* **Written request**: Write out every single entry exactly.

* **Records for the exercise**:
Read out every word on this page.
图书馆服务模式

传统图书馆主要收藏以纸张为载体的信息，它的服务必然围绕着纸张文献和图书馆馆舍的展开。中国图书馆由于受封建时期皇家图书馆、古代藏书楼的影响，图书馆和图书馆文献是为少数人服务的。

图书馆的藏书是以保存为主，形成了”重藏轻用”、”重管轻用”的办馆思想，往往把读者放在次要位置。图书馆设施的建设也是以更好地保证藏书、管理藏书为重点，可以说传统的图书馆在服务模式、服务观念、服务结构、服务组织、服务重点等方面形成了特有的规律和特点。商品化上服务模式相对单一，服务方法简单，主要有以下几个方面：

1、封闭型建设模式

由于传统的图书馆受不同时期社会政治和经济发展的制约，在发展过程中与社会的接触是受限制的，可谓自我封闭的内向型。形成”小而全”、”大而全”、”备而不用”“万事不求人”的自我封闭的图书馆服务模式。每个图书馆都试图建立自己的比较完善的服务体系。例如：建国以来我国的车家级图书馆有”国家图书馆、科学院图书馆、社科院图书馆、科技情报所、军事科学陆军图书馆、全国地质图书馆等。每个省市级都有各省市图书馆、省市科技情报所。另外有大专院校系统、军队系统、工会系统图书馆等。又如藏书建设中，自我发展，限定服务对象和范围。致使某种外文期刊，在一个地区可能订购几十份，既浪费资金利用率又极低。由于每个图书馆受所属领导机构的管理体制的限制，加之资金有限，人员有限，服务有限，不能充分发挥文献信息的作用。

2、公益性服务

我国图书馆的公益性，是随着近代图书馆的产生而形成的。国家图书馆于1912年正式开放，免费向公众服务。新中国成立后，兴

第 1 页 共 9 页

* **Correct answer**:
Read out every word on this page.
图书馆服务模式

传统图书馆主要收藏以纸张为载体的信息，它的服务必然围绕着纸张文献和图书馆馆舍的展开。中国图书馆由于受封建时期皇家图书馆、古代藏书楼的影响，图书馆和图书馆文献是为少数人服务的。

图书馆的藏书是以保存为主，形成了”重藏轻用”、”重管轻用”的办馆思想，往往把读者放在次要位置。图书馆设施的建设也是以更好地保证藏书、管理藏书为重点，可以说传统的图书馆在服务模式、服务观念、服务结构、服务组织、服务重点等方面形成了特有的规律和特点。商品化上服务模式相对单一，服务方法简单，主要有以下几个方面：

1、封闭型建设模式

由于传统的图书馆受不同时期社会政治和经济发展的制约，在发展过程中与社会的接触是受限制的，可谓自我封闭的内向型。形成”小而全”、”大而全”、”备而不用”“万事不求人”的自我封闭的图书馆服务模式。每个图书馆都试图建立自己的比较完善的服务体系。例如：建国以来我国的车家级图书馆有”国家图书馆、科学院图书馆、社科院图书馆、科技情报所、军事科学陆军图书馆、全国地质图书馆等。每个省市级都有各省市图书馆、省市科技情报所。另外有大专院校系统、军队系统、工会系统图书馆等。又如藏书建设中，自我发展，限定服务对象和范围。致使某种外文期刊，在一个地区可能订购几十份，既浪费资金利用率又极低。由于每个图书馆受所属领导机构的管理体制的限制，加之资金有限，人员有限，服务有限，不能充分发挥文献信息的作用。

2、公益性服务

我国图书馆的公益性，是随着近代图书馆的产生而形成的。国家图书馆于1912年正式开放，免费向公众服务。新中国成立后，兴

第 1 页 共 9 页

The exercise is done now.